• WHAT YOU ARE ASKED TO DO
Each entry below must be repeated word for word.

◇ ◇ ◇ ◇ ◇

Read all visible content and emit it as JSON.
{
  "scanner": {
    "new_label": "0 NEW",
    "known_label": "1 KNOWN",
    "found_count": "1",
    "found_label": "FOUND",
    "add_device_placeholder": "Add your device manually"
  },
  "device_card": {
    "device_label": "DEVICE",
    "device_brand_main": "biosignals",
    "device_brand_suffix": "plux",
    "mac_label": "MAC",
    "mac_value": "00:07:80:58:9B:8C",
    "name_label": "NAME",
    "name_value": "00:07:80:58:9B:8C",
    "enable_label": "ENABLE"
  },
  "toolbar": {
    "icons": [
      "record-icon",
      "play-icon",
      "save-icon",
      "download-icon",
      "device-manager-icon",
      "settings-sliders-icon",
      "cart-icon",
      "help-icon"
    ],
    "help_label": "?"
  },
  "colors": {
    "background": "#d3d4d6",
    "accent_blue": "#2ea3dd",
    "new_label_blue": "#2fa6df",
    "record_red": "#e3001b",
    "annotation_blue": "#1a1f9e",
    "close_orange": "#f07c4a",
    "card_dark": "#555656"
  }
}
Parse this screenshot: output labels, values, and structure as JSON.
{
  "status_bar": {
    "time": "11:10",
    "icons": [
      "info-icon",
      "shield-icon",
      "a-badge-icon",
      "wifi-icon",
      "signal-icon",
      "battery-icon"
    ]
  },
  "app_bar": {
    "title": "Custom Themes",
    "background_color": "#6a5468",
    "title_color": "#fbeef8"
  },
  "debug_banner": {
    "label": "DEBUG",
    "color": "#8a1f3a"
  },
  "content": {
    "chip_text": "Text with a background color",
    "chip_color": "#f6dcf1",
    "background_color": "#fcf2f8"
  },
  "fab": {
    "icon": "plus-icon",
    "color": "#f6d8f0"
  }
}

◇ ◇ ◇ ◇ ◇

• REPLY TO THE EXERCISE
Read all visible content and emit it as JSON.
{
  "scanner": {
    "new_label": "0 NEW",
    "known_label": "1 KNOWN",
    "found_count": "1",
    "found_label": "FOUND",
    "add_device_placeholder": "Add your device manually"
  },
  "device_card": {
    "device_label": "DEVICE",
    "device_brand_main": "biosignals",
    "device_brand_suffix": "plux",
    "mac_label": "MAC",
    "mac_value": "00:07:80:58:9B:8C",
    "name_label": "NAME",
    "name_value": "00:07:80:58:9B:8C",
    "enable_label": "ENABLE"
  },
  "toolbar": {
    "icons": [
      "record-icon",
      "play-icon",
      "save-icon",
      "download-icon",
      "device-manager-icon",
      "settings-sliders-icon",
      "cart-icon",
      "help-icon"
    ],
    "help_label": "?"
  },
  "colors": {
    "background": "#d3d4d6",
    "accent_blue": "#2ea3dd",
    "new_label_blue": "#2fa6df",
    "record_red": "#e3001b",
    "annotation_blue": "#1a1f9e",
    "close_orange": "#f07c4a",
    "card_dark": "#555656"
  }
}
Parse this screenshot: output labels, values, and structure as JSON.
{
  "status_bar": {
    "time": "11:10",
    "icons": [
      "info-icon",
      "shield-icon",
      "a-badge-icon",
      "wifi-icon",
      "signal-icon",
      "battery-icon"
    ]
  },
  "app_bar": {
    "title": "Custom Themes",
    "background_color": "#6a5468",
    "title_color": "#fbeef8"
  },
  "debug_banner": {
    "label": "DEBUG",
    "color": "#8a1f3a"
  },
  "content": {
    "chip_text": "Text with a background color",
    "chip_color": "#f6dcf1",
    "background_color": "#fcf2f8"
  },
  "fab": {
    "icon": "plus-icon",
    "color": "#f6d8f0"
  }
}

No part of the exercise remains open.